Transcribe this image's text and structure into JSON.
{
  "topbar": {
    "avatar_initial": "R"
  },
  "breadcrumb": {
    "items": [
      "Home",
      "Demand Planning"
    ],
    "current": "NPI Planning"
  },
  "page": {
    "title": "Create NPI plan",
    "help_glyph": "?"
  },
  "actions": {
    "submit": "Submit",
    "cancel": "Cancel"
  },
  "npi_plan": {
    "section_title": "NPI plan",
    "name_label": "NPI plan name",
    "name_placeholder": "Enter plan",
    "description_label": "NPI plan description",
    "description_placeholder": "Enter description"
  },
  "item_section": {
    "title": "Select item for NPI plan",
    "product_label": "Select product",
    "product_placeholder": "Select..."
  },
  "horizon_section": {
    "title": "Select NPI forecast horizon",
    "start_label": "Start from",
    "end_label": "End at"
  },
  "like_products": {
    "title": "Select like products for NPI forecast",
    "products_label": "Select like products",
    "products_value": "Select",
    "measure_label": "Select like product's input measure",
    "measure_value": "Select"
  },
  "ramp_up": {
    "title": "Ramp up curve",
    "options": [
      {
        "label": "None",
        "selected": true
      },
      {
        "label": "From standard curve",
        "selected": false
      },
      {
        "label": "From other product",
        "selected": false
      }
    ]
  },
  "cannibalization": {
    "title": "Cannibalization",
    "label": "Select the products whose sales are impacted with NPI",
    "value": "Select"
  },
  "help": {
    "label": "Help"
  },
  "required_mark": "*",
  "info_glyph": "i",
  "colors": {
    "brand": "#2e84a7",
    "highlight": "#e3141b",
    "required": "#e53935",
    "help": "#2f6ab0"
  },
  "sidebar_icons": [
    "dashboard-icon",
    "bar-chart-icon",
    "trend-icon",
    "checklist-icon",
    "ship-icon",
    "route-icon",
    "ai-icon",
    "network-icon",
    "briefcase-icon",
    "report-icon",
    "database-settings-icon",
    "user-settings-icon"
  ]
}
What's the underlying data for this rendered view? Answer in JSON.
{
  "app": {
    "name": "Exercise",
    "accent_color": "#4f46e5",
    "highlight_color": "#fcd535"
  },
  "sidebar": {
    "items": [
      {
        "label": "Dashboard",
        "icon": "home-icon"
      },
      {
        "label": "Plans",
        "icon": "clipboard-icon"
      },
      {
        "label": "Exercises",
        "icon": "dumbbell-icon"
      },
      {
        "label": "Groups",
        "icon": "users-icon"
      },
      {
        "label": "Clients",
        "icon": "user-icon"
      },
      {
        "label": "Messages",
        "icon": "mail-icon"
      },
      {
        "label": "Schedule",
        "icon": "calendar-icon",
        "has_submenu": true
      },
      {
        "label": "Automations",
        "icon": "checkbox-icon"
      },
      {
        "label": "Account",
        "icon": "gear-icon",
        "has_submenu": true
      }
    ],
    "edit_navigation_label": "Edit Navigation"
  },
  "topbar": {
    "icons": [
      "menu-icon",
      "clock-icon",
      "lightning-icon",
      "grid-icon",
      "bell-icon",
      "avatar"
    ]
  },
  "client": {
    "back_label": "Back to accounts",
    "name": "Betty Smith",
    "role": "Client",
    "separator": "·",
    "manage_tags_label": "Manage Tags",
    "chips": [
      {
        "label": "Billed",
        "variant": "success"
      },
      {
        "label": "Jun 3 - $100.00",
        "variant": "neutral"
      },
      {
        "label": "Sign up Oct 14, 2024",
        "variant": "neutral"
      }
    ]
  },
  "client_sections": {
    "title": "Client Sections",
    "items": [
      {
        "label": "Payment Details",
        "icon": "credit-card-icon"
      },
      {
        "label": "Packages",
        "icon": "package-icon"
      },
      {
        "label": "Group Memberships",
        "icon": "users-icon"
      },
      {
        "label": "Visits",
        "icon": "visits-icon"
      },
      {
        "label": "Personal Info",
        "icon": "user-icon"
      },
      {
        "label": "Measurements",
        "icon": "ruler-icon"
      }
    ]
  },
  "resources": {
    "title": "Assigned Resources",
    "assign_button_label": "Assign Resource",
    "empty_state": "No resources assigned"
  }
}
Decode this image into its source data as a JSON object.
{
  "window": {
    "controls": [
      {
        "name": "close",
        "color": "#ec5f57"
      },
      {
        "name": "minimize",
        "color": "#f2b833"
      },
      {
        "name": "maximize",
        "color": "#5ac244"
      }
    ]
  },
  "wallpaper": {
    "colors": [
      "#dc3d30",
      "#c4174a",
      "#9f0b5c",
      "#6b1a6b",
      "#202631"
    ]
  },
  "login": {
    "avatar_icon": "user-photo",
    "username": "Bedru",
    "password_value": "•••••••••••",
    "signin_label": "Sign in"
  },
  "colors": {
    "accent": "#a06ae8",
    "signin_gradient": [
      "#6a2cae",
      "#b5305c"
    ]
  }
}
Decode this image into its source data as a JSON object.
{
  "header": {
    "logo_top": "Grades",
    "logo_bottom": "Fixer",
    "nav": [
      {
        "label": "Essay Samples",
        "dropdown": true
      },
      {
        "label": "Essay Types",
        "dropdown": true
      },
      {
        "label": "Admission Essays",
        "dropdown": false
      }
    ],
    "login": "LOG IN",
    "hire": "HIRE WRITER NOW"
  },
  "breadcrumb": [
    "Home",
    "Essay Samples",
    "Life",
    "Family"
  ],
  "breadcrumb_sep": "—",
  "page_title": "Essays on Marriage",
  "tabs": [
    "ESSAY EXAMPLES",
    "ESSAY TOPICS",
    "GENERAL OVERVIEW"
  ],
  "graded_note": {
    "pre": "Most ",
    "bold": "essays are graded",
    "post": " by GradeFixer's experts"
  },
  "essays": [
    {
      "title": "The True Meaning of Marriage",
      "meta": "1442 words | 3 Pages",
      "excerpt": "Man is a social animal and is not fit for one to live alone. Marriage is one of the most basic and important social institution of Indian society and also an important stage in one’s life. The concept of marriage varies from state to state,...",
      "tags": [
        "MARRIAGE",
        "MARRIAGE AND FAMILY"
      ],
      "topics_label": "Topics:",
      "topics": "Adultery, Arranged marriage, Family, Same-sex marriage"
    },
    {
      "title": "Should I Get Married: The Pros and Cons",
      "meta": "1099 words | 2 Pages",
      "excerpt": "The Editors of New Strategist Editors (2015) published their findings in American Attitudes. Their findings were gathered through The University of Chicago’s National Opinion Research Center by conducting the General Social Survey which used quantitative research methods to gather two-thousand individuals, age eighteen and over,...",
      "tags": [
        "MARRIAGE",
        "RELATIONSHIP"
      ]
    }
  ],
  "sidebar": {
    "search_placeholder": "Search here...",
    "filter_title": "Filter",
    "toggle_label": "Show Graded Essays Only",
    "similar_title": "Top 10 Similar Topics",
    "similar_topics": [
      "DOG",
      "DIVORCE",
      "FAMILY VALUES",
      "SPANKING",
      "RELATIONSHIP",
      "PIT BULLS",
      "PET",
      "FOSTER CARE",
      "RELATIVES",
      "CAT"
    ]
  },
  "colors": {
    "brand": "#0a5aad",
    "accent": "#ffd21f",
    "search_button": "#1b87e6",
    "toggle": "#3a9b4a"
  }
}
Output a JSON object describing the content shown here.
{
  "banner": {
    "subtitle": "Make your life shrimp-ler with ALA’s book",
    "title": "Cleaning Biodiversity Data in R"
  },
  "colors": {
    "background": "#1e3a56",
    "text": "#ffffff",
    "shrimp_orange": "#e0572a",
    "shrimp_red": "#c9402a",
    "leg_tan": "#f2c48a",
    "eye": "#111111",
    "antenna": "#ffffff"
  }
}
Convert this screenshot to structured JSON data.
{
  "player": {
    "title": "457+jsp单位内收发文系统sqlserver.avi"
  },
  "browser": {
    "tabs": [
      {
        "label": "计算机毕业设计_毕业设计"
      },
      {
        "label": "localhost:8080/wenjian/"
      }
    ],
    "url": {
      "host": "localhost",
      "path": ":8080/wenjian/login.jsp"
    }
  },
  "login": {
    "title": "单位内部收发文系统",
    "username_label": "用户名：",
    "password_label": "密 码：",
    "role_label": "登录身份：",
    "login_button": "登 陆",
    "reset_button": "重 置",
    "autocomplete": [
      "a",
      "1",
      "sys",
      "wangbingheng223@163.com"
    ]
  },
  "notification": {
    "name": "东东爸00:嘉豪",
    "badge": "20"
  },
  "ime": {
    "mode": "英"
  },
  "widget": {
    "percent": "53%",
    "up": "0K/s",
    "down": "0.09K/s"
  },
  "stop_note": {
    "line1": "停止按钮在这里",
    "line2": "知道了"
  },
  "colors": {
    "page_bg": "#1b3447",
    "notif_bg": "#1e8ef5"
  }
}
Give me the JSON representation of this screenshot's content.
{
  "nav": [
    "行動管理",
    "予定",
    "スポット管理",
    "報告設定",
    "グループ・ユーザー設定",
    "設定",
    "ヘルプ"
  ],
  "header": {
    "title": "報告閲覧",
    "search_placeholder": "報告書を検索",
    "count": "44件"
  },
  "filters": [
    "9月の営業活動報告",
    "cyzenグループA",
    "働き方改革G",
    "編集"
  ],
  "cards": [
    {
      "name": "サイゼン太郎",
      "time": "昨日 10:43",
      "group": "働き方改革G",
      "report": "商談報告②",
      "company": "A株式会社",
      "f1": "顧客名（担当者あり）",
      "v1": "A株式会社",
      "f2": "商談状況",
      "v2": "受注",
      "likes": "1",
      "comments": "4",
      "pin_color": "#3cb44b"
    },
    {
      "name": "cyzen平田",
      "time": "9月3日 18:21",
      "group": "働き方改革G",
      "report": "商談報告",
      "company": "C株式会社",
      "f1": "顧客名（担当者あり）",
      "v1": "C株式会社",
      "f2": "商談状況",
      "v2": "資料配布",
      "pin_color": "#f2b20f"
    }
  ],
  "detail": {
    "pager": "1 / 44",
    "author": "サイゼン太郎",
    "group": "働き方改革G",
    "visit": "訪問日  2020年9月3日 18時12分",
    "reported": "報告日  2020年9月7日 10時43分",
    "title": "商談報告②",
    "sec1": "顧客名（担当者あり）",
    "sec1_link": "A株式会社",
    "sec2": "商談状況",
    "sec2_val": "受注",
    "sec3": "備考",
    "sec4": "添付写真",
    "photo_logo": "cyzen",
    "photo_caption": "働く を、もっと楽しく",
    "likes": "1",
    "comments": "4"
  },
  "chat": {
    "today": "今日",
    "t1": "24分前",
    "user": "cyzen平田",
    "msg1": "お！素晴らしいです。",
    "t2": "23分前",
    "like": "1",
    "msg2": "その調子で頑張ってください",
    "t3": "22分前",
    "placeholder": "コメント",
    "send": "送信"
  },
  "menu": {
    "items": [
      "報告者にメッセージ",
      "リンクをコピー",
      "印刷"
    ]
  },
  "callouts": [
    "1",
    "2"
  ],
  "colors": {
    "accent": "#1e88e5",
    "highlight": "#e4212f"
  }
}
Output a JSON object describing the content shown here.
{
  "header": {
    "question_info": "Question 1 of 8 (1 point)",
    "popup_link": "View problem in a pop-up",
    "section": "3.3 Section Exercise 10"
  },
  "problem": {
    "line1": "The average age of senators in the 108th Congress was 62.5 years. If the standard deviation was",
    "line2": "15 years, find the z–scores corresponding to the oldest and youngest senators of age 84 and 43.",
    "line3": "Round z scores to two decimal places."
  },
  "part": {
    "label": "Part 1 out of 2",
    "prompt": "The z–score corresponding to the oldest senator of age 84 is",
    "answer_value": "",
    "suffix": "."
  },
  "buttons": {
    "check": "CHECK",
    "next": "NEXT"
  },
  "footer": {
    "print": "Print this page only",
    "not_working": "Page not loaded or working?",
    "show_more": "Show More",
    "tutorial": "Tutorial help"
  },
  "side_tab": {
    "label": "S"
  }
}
*-*-*
#### Task description
Report how many lines in the listing above include the word "this". Give nothing but the number.

#### Written response
7